----- PROVIDED RECORDS -----
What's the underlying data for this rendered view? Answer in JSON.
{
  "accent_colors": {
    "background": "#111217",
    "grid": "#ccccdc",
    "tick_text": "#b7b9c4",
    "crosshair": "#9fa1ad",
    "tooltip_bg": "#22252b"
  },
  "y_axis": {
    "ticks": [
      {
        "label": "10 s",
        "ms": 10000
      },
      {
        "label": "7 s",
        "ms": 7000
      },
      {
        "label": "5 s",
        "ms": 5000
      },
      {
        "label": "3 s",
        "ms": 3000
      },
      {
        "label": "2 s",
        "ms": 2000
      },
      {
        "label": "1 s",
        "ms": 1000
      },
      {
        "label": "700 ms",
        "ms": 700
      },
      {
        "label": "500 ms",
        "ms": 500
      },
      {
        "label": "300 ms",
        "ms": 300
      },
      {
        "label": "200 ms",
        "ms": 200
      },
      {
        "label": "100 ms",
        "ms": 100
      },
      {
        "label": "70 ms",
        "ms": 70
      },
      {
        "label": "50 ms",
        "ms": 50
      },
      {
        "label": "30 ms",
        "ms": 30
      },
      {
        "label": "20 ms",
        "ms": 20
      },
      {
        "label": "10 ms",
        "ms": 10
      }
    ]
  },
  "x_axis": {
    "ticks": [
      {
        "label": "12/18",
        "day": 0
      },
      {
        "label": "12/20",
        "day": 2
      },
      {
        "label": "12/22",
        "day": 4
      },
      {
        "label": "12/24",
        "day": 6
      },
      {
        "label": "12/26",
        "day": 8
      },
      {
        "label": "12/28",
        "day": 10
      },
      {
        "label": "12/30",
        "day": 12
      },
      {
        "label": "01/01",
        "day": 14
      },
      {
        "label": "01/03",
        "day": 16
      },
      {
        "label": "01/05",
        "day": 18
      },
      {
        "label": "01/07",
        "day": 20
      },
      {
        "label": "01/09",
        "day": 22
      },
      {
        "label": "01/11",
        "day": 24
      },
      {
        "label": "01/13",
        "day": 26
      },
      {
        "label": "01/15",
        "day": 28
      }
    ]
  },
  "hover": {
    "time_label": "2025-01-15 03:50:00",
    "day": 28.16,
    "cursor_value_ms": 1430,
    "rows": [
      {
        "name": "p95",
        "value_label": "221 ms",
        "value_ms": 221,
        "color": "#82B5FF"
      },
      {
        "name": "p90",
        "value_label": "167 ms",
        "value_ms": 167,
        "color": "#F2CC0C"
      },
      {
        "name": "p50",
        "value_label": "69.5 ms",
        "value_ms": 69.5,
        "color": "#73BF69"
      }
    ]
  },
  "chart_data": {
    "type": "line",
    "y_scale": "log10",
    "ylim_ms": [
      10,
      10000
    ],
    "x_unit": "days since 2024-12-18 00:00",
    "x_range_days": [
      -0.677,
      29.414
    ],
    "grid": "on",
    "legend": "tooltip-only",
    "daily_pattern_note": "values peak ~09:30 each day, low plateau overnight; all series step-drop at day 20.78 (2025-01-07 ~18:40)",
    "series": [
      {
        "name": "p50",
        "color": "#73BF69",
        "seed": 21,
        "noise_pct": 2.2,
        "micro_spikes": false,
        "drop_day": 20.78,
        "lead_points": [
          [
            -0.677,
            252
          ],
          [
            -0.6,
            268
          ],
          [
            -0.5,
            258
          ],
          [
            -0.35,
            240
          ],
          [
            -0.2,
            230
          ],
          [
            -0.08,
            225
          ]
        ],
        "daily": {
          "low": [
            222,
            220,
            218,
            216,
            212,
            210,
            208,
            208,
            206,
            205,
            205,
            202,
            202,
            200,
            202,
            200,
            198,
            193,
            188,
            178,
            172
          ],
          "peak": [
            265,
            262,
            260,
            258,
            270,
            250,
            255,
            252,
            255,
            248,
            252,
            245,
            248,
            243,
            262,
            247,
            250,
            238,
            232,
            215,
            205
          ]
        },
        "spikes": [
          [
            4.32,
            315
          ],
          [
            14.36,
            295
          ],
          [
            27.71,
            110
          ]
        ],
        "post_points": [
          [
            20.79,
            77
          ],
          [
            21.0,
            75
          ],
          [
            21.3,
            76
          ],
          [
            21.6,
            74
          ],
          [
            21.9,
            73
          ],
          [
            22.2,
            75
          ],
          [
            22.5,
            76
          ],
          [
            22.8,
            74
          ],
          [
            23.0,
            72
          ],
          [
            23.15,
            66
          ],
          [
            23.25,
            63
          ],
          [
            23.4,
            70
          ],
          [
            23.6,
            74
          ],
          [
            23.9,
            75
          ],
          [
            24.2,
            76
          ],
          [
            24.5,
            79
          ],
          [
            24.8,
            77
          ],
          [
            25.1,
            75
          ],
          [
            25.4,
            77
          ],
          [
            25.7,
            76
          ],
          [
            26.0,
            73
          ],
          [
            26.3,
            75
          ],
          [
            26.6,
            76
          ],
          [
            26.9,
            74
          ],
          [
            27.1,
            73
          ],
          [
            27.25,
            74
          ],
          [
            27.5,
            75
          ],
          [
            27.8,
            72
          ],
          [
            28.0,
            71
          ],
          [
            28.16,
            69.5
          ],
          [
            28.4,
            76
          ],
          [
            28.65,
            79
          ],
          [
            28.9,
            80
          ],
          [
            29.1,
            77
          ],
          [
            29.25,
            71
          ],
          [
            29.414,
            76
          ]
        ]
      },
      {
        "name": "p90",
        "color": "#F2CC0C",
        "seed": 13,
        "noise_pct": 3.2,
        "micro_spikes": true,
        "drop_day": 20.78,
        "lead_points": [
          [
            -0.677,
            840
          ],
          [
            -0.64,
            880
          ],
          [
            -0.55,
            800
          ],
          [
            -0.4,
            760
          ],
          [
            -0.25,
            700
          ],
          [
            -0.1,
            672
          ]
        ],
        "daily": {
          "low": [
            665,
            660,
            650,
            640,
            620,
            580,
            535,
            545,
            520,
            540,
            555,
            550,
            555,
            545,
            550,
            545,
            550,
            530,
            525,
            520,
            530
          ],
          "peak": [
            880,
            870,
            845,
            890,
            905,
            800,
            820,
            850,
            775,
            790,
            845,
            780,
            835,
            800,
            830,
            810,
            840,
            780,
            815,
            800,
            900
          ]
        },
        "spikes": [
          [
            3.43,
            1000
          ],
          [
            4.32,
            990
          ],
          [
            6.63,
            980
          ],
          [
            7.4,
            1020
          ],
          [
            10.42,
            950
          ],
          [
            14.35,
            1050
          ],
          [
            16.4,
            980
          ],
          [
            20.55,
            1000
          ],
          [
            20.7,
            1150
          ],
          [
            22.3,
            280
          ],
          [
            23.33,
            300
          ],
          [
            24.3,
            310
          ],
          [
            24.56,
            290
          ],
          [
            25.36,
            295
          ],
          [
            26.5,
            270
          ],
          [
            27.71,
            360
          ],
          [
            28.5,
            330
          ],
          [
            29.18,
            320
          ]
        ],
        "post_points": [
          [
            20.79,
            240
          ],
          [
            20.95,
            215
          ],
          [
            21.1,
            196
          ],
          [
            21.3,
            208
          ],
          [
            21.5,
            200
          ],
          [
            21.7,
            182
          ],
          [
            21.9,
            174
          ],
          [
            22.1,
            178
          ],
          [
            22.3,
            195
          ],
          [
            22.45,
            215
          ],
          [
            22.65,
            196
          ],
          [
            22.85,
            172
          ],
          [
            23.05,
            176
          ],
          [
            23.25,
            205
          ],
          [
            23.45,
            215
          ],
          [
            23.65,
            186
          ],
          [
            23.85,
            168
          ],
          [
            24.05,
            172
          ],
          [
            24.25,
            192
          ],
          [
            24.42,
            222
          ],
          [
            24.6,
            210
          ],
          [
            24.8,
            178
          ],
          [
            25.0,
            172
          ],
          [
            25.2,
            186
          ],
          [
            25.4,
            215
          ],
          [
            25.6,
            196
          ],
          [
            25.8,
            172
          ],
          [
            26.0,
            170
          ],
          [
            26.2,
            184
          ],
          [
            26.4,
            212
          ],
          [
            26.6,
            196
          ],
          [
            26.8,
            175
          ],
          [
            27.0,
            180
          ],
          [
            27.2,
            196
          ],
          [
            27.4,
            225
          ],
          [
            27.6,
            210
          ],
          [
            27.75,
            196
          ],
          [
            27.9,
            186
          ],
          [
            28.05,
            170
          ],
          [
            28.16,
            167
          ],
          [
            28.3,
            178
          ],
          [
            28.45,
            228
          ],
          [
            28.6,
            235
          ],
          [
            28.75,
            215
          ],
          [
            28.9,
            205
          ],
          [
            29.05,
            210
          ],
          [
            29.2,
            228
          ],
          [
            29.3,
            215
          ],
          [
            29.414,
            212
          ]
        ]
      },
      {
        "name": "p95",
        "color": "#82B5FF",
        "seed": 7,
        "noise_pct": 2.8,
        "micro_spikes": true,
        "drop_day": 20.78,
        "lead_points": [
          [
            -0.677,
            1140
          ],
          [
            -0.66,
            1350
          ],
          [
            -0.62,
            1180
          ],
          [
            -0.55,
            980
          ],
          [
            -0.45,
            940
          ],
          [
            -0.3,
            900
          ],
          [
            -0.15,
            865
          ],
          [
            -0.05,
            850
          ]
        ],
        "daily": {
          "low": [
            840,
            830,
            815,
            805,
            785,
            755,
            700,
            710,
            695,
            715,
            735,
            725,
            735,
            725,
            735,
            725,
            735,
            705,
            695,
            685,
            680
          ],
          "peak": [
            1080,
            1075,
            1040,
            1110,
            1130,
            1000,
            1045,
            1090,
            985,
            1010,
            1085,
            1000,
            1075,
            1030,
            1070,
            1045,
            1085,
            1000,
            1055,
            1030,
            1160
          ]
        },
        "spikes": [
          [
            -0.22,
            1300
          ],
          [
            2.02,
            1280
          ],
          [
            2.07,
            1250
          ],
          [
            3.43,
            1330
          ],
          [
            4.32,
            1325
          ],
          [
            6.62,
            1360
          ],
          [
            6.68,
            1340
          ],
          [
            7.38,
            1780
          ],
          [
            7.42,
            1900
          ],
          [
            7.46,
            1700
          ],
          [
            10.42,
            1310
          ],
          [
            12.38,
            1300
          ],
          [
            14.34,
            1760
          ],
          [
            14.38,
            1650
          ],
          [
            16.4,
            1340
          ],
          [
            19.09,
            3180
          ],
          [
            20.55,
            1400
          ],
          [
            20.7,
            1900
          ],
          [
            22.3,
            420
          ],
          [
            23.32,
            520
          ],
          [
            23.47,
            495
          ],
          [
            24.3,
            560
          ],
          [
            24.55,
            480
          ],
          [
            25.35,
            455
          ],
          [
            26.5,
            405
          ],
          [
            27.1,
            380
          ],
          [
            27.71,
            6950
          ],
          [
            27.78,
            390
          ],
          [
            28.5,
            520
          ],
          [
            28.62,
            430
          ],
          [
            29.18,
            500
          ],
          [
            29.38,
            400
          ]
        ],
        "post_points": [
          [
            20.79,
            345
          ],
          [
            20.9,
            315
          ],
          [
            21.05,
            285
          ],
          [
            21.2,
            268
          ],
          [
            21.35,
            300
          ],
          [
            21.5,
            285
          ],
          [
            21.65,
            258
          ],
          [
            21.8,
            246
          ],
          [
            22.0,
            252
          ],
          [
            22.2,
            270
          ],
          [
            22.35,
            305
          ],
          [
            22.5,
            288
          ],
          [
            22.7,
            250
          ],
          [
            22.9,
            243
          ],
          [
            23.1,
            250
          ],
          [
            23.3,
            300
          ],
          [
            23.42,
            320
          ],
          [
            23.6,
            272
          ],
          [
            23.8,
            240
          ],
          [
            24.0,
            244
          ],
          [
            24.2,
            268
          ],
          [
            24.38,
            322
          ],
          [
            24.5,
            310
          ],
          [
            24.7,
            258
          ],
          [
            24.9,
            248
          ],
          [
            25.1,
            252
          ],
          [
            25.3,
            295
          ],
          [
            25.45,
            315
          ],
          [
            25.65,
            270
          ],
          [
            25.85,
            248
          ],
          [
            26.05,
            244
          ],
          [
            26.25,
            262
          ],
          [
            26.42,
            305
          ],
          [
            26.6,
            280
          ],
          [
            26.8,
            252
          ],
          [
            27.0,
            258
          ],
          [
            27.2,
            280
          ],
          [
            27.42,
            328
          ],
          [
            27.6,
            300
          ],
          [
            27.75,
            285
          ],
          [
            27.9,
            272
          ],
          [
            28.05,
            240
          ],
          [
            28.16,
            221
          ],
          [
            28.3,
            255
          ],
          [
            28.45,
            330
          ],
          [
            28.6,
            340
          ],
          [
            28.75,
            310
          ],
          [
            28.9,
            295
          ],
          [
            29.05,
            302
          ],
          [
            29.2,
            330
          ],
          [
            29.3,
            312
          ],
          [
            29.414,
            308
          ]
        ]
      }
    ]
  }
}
-----
### WHAT TO DO:
Count every line of the records that holds "series". State the number, nothing else.

### OUTPUT FOR THIS TASK:
2